> **Given exercise**: Reproduce only the part of the material that opens with the line containing "Patent image size: (514, 956)." and closes with the line containing "The pit-surrounding region 80 is at", swapping "reference circle" for "base circle" and keeping everything else the same.

> **Input data**:
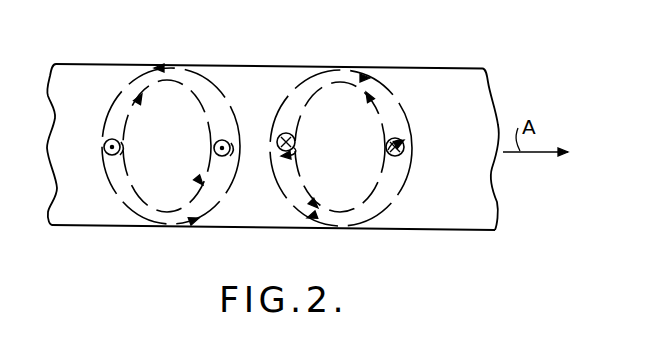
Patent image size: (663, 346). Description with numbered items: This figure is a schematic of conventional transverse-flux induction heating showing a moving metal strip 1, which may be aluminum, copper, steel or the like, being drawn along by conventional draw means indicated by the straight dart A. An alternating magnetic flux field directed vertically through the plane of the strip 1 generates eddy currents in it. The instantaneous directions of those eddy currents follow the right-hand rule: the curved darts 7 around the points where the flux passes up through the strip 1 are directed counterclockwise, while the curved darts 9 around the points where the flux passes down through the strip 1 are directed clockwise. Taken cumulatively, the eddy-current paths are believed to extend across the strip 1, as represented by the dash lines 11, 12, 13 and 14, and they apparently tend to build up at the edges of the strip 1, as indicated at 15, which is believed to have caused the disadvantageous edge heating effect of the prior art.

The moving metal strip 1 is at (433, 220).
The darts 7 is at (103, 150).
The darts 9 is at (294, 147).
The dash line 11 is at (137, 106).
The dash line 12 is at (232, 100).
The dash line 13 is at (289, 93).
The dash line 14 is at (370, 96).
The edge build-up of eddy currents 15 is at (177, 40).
--
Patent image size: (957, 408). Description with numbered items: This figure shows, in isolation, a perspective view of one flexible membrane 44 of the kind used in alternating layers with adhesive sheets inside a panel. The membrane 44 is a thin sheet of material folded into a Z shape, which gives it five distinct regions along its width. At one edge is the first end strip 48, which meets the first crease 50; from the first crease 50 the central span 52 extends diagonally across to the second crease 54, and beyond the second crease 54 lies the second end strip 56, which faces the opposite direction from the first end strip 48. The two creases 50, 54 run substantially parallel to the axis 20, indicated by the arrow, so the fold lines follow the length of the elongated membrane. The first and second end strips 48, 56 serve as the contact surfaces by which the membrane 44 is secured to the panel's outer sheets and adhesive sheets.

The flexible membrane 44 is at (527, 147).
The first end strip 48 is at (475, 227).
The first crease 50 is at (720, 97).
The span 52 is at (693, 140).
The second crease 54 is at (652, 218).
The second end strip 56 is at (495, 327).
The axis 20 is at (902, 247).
==
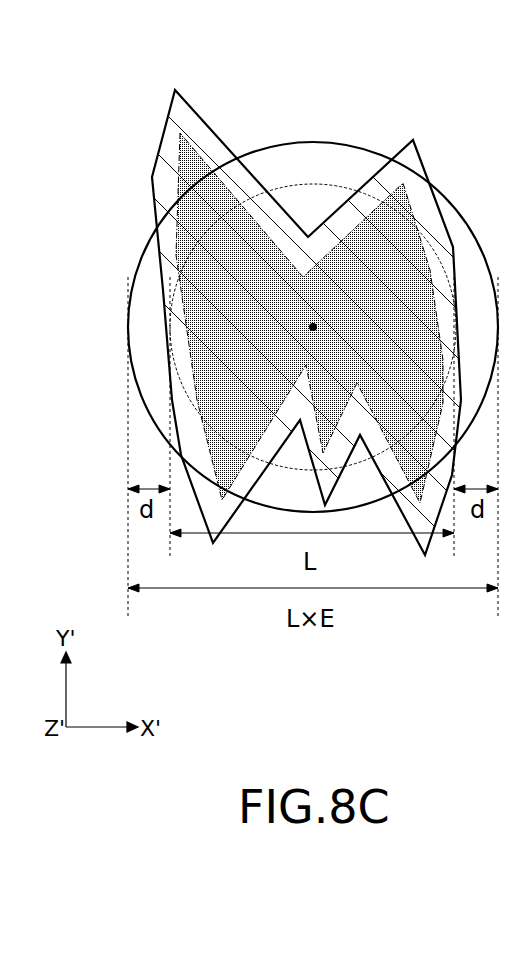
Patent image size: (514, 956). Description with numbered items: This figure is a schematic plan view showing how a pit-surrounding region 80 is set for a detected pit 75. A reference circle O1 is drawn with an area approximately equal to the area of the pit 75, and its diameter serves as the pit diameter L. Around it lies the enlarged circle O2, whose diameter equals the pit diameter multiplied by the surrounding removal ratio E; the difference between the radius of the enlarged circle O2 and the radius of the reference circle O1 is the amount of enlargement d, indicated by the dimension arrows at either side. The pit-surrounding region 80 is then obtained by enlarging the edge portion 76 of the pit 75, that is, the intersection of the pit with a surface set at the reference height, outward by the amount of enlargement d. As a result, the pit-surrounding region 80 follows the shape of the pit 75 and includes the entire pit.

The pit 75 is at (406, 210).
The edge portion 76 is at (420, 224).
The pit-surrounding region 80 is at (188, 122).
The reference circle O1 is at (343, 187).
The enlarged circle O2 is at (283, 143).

> **Answer for this exercise**:
Patent image size: (514, 956). Description with numbered items: This figure is a schematic plan view showing how a pit-surrounding region 80 is set for a detected pit 75. A base circle O1 is drawn with an area approximately equal to the area of the pit 75, and its diameter serves as the pit diameter L. Around it lies the enlarged circle O2, whose diameter equals the pit diameter multiplied by the surrounding removal ratio E; the difference between the radius of the enlarged circle O2 and the radius of the base circle O1 is the amount of enlargement d, indicated by the dimension arrows at either side. The pit-surrounding region 80 is then obtained by enlarging the edge portion 76 of the pit 75, that is, the intersection of the pit with a surface set at the reference height, outward by the amount of enlargement d. As a result, the pit-surrounding region 80 follows the shape of the pit 75 and includes the entire pit.

The pit 75 is at (406, 210).
The edge portion 76 is at (420, 224).
The pit-surrounding region 80 is at (188, 122).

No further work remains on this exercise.